- STATED PROBLEM: Pick out the lines containing "通电复归".

- EXCERPTED RECORDS:
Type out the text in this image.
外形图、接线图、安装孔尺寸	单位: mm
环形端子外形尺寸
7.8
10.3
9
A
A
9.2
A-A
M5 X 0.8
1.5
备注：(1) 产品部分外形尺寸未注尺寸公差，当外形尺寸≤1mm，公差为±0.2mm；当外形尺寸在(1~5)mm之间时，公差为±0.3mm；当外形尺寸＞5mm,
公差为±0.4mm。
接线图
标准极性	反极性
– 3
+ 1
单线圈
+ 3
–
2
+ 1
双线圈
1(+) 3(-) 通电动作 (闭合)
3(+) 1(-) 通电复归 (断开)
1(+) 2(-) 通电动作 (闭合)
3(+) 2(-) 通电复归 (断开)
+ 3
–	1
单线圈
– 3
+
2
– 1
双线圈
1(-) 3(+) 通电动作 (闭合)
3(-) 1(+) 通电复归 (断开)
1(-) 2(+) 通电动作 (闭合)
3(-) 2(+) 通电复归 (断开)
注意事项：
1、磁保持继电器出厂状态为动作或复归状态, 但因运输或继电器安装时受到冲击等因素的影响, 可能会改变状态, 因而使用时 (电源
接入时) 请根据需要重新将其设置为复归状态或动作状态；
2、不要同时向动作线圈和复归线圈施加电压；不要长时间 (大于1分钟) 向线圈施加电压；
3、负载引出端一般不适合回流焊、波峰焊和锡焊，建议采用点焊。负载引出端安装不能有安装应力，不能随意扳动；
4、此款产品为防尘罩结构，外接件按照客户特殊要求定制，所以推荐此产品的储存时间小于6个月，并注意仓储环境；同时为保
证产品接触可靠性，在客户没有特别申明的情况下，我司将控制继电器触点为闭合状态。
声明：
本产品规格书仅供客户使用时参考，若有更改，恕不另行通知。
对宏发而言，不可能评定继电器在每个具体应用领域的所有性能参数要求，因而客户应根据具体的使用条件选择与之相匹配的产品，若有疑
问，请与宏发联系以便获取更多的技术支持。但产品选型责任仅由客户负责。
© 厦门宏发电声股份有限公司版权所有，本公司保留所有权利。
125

- EXPECTED ANSWER:
3(+) 1(-) 通电复归 (断开)
3(+) 2(-) 通电复归 (断开)
3(-) 1(+) 通电复归 (断开)
3(-) 2(+) 通电复归 (断开)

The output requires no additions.